The request: Could you write out this listing word for word, leaving the pictures out?

Extracted data entries:

====

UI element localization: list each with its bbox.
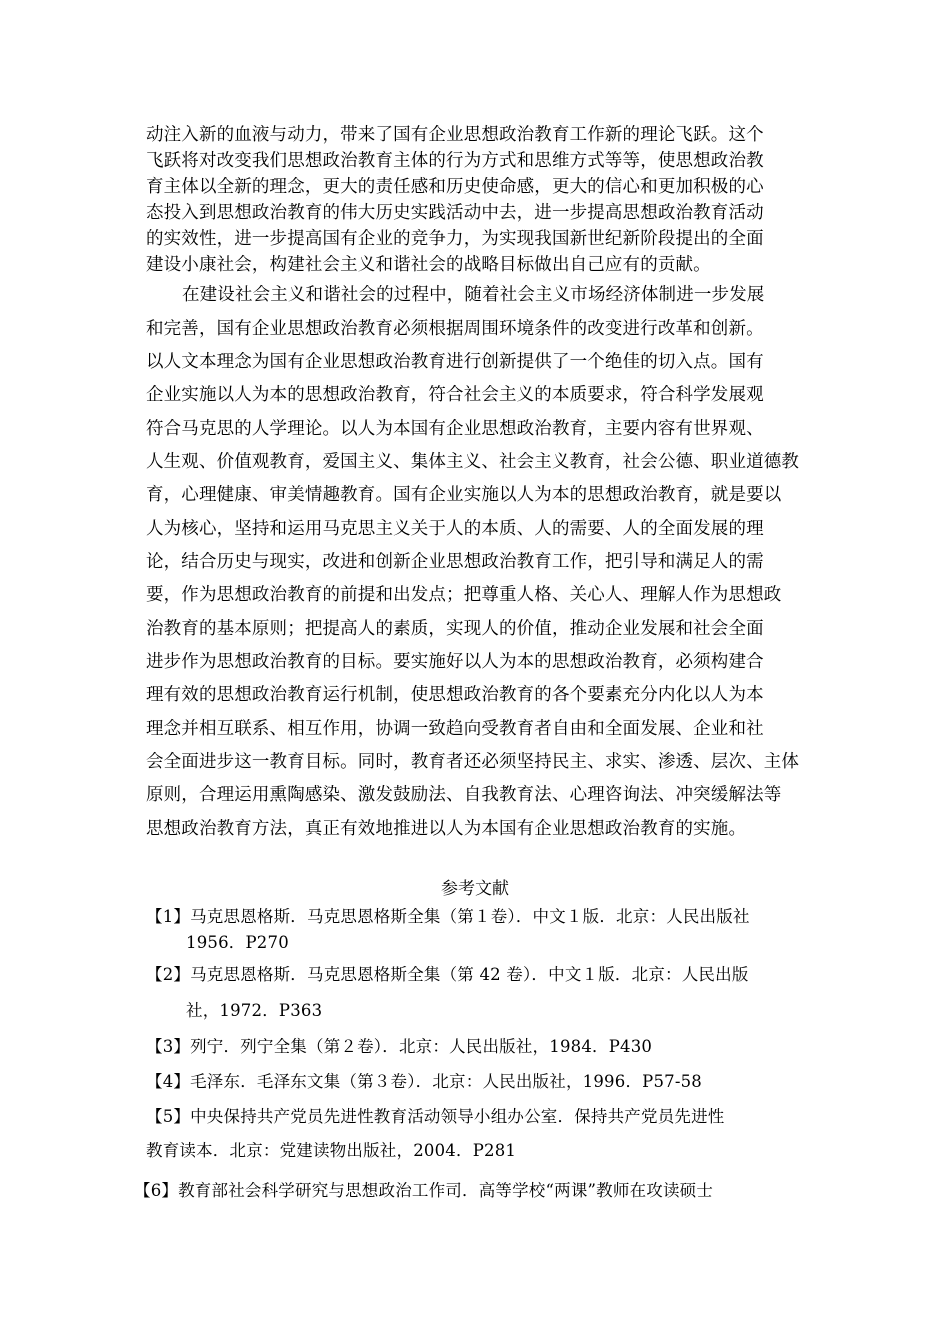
paragraph-2-line: 会全面进步这一教育目标。同时，教育者还必须坚持民主、求实、渗透、层次、主体 <box>146 752 800 772</box>
paragraph-2-line: 育，心理健康、审美情趣教育。国有企业实施以人为本的思想政治教育，就是要以 <box>146 485 782 505</box>
paragraph-1-line: 动注入新的血液与动力，带来了国有企业思想政治教育工作新的理论飞跃。这个 <box>146 125 764 145</box>
reference-entry-4: 【4】毛泽东．毛泽东文集（第３卷）．北京：人民出版社，1996．P57-58 <box>146 1072 703 1091</box>
reference-entry-1-continuation: 1956．P270 <box>186 933 289 952</box>
paragraph-2-line: 和完善，国有企业思想政治教育必须根据周围环境条件的改变进行改革和创新。 <box>146 319 764 339</box>
reference-entry-1: 【1】马克思恩格斯．马克思恩格斯全集（第１卷）．中文１版．北京：人民出版社 <box>146 907 750 926</box>
reference-entry-5-continuation: 教育读本．北京：党建读物出版社，2004．P281 <box>146 1141 517 1160</box>
reference-entry-2: 【2】马克思恩格斯．马克思恩格斯全集（第 42 卷）．中文１版．北京：人民出版 <box>146 965 749 984</box>
paragraph-2-line: 人生观、价值观教育，爱国主义、集体主义、社会主义教育，社会公德、职业道德教 <box>146 452 800 472</box>
reference-entry-5: 【5】中央保持共产党员先进性教育活动领导小组办公室．保持共产党员先进性 <box>146 1107 725 1126</box>
reference-entry-3: 【3】列宁．列宁全集（第２卷）．北京：人民出版社，1984．P430 <box>146 1037 653 1056</box>
paragraph-2-line: 原则，合理运用熏陶感染、激发鼓励法、自我教育法、心理咨询法、冲突缓解法等 <box>146 785 782 805</box>
paragraph-2-line: 理有效的思想政治教育运行机制，使思想政治教育的各个要素充分内化以人为本 <box>146 685 764 705</box>
paragraph-2-line: 治教育的基本原则；把提高人的素质，实现人的价值，推动企业发展和社会全面 <box>146 619 764 639</box>
paragraph-1-line: 飞跃将对改变我们思想政治教育主体的行为方式和思维方式等等，使思想政治教 <box>146 151 764 171</box>
paragraph-1-line: 态投入到思想政治教育的伟大历史实践活动中去，进一步提高思想政治教育活动 <box>146 203 764 223</box>
paragraph-2-line: 理念并相互联系、相互作用，协调一致趋向受教育者自由和全面发展、企业和社 <box>146 719 764 739</box>
paragraph-2-line: 在建设社会主义和谐社会的过程中，随着社会主义市场经济体制进一步发展 <box>182 285 765 305</box>
paragraph-1-line: 育主体以全新的理念，更大的责任感和历史使命感，更大的信心和更加积极的心 <box>146 177 764 197</box>
reference-entry-6: 【6】教育部社会科学研究与思想政治工作司．高等学校“两课”教师在攻读硕士 <box>134 1181 714 1200</box>
paragraph-1-line: 的实效性，进一步提高国有企业的竞争力，为实现我国新世纪新阶段提出的全面 <box>146 229 764 249</box>
paragraph-2-line: 进步作为思想政治教育的目标。要实施好以人为本的思想政治教育，必须构建合 <box>146 652 764 672</box>
references-heading: 参考文献 <box>441 879 509 899</box>
paragraph-2-line: 论，结合历史与现实，改进和创新企业思想政治教育工作，把引导和满足人的需 <box>146 552 764 572</box>
reference-entry-2-continuation: 社，1972．P363 <box>186 1001 323 1020</box>
paragraph-1-line: 建设小康社会，构建社会主义和谐社会的战略目标做出自己应有的贡献。 <box>146 255 711 275</box>
paragraph-2-line: 企业实施以人为本的思想政治教育，符合社会主义的本质要求，符合科学发展观 <box>146 385 764 405</box>
paragraph-2-line: 人为核心，坚持和运用马克思主义关于人的本质、人的需要、人的全面发展的理 <box>146 519 764 539</box>
paragraph-2-line: 以人文本理念为国有企业思想政治教育进行创新提供了一个绝佳的切入点。国有 <box>146 352 764 372</box>
paragraph-2-line: 符合马克思的人学理论。以人为本国有企业思想政治教育，主要内容有世界观、 <box>146 419 764 439</box>
paragraph-2-line: 思想政治教育方法，真正有效地推进以人为本国有企业思想政治教育的实施。 <box>146 819 747 839</box>
paragraph-2-line: 要，作为思想政治教育的前提和出发点；把尊重人格、关心人、理解人作为思想政 <box>146 585 782 605</box>
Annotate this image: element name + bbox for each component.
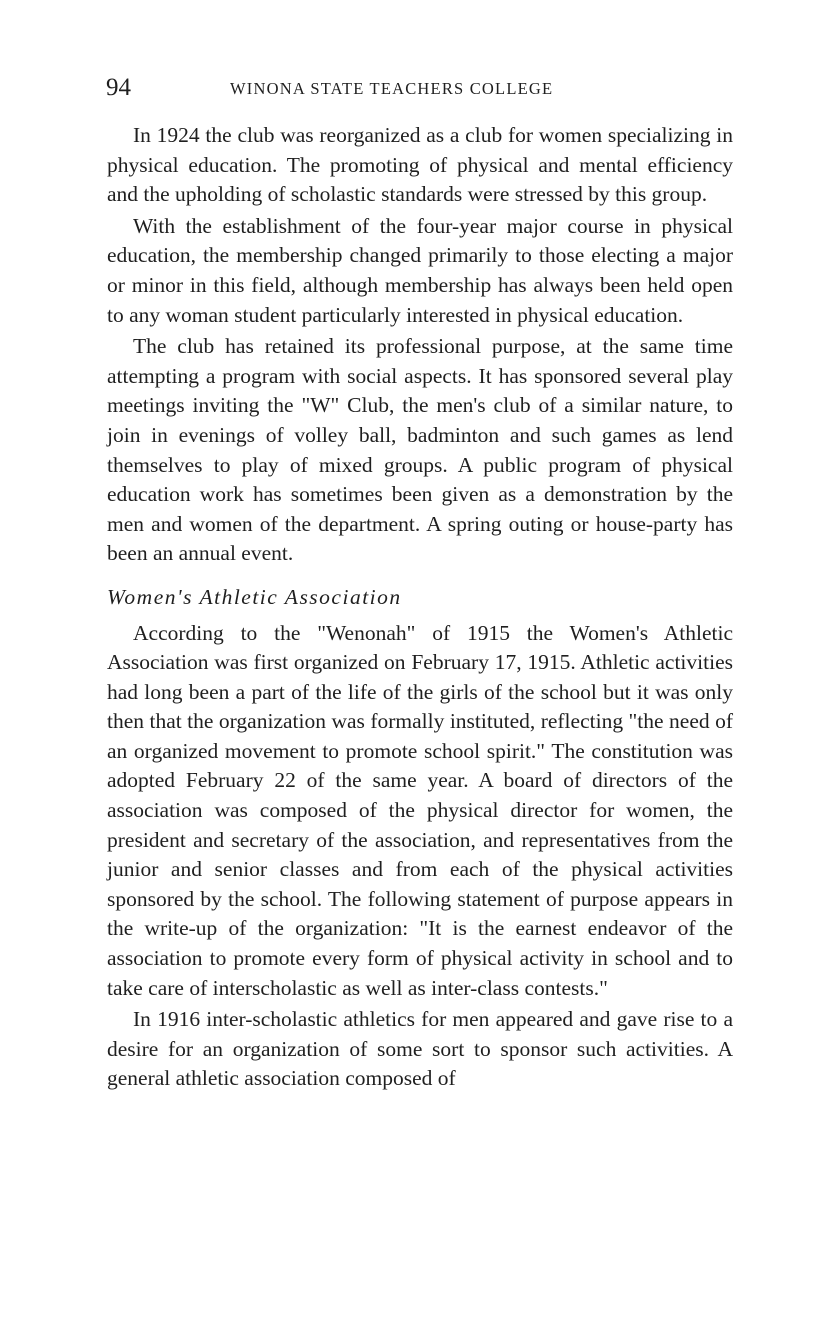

====

The solution:
UI element localization: list each with its bbox.
paragraph-2-line: 会全面进步这一教育目标。同时，教育者还必须坚持民主、求实、渗透、层次、主体 <box>146 752 800 772</box>
paragraph-2-line: 育，心理健康、审美情趣教育。国有企业实施以人为本的思想政治教育，就是要以 <box>146 485 782 505</box>
paragraph-1-line: 动注入新的血液与动力，带来了国有企业思想政治教育工作新的理论飞跃。这个 <box>146 125 764 145</box>
reference-entry-4: 【4】毛泽东．毛泽东文集（第３卷）．北京：人民出版社，1996．P57-58 <box>146 1072 703 1091</box>
reference-entry-1-continuation: 1956．P270 <box>186 933 289 952</box>
paragraph-2-line: 和完善，国有企业思想政治教育必须根据周围环境条件的改变进行改革和创新。 <box>146 319 764 339</box>
reference-entry-1: 【1】马克思恩格斯．马克思恩格斯全集（第１卷）．中文１版．北京：人民出版社 <box>146 907 750 926</box>
reference-entry-5-continuation: 教育读本．北京：党建读物出版社，2004．P281 <box>146 1141 517 1160</box>
reference-entry-2: 【2】马克思恩格斯．马克思恩格斯全集（第 42 卷）．中文１版．北京：人民出版 <box>146 965 749 984</box>
paragraph-2-line: 人生观、价值观教育，爱国主义、集体主义、社会主义教育，社会公德、职业道德教 <box>146 452 800 472</box>
reference-entry-5: 【5】中央保持共产党员先进性教育活动领导小组办公室．保持共产党员先进性 <box>146 1107 725 1126</box>
reference-entry-3: 【3】列宁．列宁全集（第２卷）．北京：人民出版社，1984．P430 <box>146 1037 653 1056</box>
paragraph-2-line: 原则，合理运用熏陶感染、激发鼓励法、自我教育法、心理咨询法、冲突缓解法等 <box>146 785 782 805</box>
paragraph-2-line: 理有效的思想政治教育运行机制，使思想政治教育的各个要素充分内化以人为本 <box>146 685 764 705</box>
paragraph-2-line: 治教育的基本原则；把提高人的素质，实现人的价值，推动企业发展和社会全面 <box>146 619 764 639</box>
paragraph-1-line: 飞跃将对改变我们思想政治教育主体的行为方式和思维方式等等，使思想政治教 <box>146 151 764 171</box>
paragraph-1-line: 态投入到思想政治教育的伟大历史实践活动中去，进一步提高思想政治教育活动 <box>146 203 764 223</box>
paragraph-2-line: 理念并相互联系、相互作用，协调一致趋向受教育者自由和全面发展、企业和社 <box>146 719 764 739</box>
paragraph-2-line: 在建设社会主义和谐社会的过程中，随着社会主义市场经济体制进一步发展 <box>182 285 765 305</box>
paragraph-1-line: 育主体以全新的理念，更大的责任感和历史使命感，更大的信心和更加积极的心 <box>146 177 764 197</box>
reference-entry-6: 【6】教育部社会科学研究与思想政治工作司．高等学校“两课”教师在攻读硕士 <box>134 1181 714 1200</box>
paragraph-1-line: 的实效性，进一步提高国有企业的竞争力，为实现我国新世纪新阶段提出的全面 <box>146 229 764 249</box>
paragraph-2-line: 进步作为思想政治教育的目标。要实施好以人为本的思想政治教育，必须构建合 <box>146 652 764 672</box>
references-heading: 参考文献 <box>441 879 509 899</box>
paragraph-2-line: 论，结合历史与现实，改进和创新企业思想政治教育工作，把引导和满足人的需 <box>146 552 764 572</box>
reference-entry-2-continuation: 社，1972．P363 <box>186 1001 323 1020</box>
paragraph-1-line: 建设小康社会，构建社会主义和谐社会的战略目标做出自己应有的贡献。 <box>146 255 711 275</box>
paragraph-2-line: 企业实施以人为本的思想政治教育，符合社会主义的本质要求，符合科学发展观 <box>146 385 764 405</box>
paragraph-2-line: 人为核心，坚持和运用马克思主义关于人的本质、人的需要、人的全面发展的理 <box>146 519 764 539</box>
paragraph-2-line: 以人文本理念为国有企业思想政治教育进行创新提供了一个绝佳的切入点。国有 <box>146 352 764 372</box>
paragraph-2-line: 符合马克思的人学理论。以人为本国有企业思想政治教育，主要内容有世界观、 <box>146 419 764 439</box>
paragraph-2-line: 思想政治教育方法，真正有效地推进以人为本国有企业思想政治教育的实施。 <box>146 819 747 839</box>
paragraph-2-line: 要，作为思想政治教育的前提和出发点；把尊重人格、关心人、理解人作为思想政 <box>146 585 782 605</box>
Annotate this image: element name + bbox for each component.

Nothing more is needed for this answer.